Exercise task: Here are some records. Copy each one exactly.

Data section:
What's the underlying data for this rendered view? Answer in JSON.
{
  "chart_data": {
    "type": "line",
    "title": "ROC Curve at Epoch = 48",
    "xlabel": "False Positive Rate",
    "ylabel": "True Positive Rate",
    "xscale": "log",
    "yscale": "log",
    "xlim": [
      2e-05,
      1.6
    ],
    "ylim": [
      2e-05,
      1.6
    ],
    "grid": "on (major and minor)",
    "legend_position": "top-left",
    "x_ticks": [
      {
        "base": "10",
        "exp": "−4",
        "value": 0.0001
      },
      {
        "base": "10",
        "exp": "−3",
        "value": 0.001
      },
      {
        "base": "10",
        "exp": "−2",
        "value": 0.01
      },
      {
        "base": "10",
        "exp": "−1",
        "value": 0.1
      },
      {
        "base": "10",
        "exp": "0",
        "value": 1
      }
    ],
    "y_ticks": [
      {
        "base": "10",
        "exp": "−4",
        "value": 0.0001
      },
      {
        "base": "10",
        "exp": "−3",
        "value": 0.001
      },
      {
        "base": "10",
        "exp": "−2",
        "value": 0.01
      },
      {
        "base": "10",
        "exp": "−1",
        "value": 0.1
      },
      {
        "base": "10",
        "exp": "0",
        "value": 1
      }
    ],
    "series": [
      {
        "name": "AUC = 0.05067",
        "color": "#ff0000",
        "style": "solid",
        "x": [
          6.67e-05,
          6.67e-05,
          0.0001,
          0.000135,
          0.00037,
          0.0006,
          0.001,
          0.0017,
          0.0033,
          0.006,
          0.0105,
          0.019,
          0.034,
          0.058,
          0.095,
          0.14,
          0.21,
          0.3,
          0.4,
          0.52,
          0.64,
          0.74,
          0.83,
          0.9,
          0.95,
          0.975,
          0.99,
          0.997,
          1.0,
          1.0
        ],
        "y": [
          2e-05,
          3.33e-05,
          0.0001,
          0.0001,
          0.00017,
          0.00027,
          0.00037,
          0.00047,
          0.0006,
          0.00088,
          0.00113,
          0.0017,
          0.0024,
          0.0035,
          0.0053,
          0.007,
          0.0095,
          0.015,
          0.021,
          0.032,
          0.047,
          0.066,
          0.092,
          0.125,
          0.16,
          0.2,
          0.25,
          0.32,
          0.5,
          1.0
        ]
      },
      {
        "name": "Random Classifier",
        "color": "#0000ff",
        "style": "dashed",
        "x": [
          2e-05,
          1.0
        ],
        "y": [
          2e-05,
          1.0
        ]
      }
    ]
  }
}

Finished answer:
What's the underlying data for this rendered view? Answer in JSON.
{
  "chart_data": {
    "type": "line",
    "title": "ROC Curve at Epoch = 48",
    "xlabel": "False Positive Rate",
    "ylabel": "True Positive Rate",
    "xscale": "log",
    "yscale": "log",
    "xlim": [
      2e-05,
      1.6
    ],
    "ylim": [
      2e-05,
      1.6
    ],
    "grid": "on (major and minor)",
    "legend_position": "top-left",
    "x_ticks": [
      {
        "base": "10",
        "exp": "−4",
        "value": 0.0001
      },
      {
        "base": "10",
        "exp": "−3",
        "value": 0.001
      },
      {
        "base": "10",
        "exp": "−2",
        "value": 0.01
      },
      {
        "base": "10",
        "exp": "−1",
        "value": 0.1
      },
      {
        "base": "10",
        "exp": "0",
        "value": 1
      }
    ],
    "y_ticks": [
      {
        "base": "10",
        "exp": "−4",
        "value": 0.0001
      },
      {
        "base": "10",
        "exp": "−3",
        "value": 0.001
      },
      {
        "base": "10",
        "exp": "−2",
        "value": 0.01
      },
      {
        "base": "10",
        "exp": "−1",
        "value": 0.1
      },
      {
        "base": "10",
        "exp": "0",
        "value": 1
      }
    ],
    "series": [
      {
        "name": "AUC = 0.05067",
        "color": "#ff0000",
        "style": "solid",
        "x": [
          6.67e-05,
          6.67e-05,
          0.0001,
          0.000135,
          0.00037,
          0.0006,
          0.001,
          0.0017,
          0.0033,
          0.006,
          0.0105,
          0.019,
          0.034,
          0.058,
          0.095,
          0.14,
          0.21,
          0.3,
          0.4,
          0.52,
          0.64,
          0.74,
          0.83,
          0.9,
          0.95,
          0.975,
          0.99,
          0.997,
          1.0,
          1.0
        ],
        "y": [
          2e-05,
          3.33e-05,
          0.0001,
          0.0001,
          0.00017,
          0.00027,
          0.00037,
          0.00047,
          0.0006,
          0.00088,
          0.00113,
          0.0017,
          0.0024,
          0.0035,
          0.0053,
          0.007,
          0.0095,
          0.015,
          0.021,
          0.032,
          0.047,
          0.066,
          0.092,
          0.125,
          0.16,
          0.2,
          0.25,
          0.32,
          0.5,
          1.0
        ]
      },
      {
        "name": "Random Classifier",
        "color": "#0000ff",
        "style": "dashed",
        "x": [
          2e-05,
          1.0
        ],
        "y": [
          2e-05,
          1.0
        ]
      }
    ]
  }
}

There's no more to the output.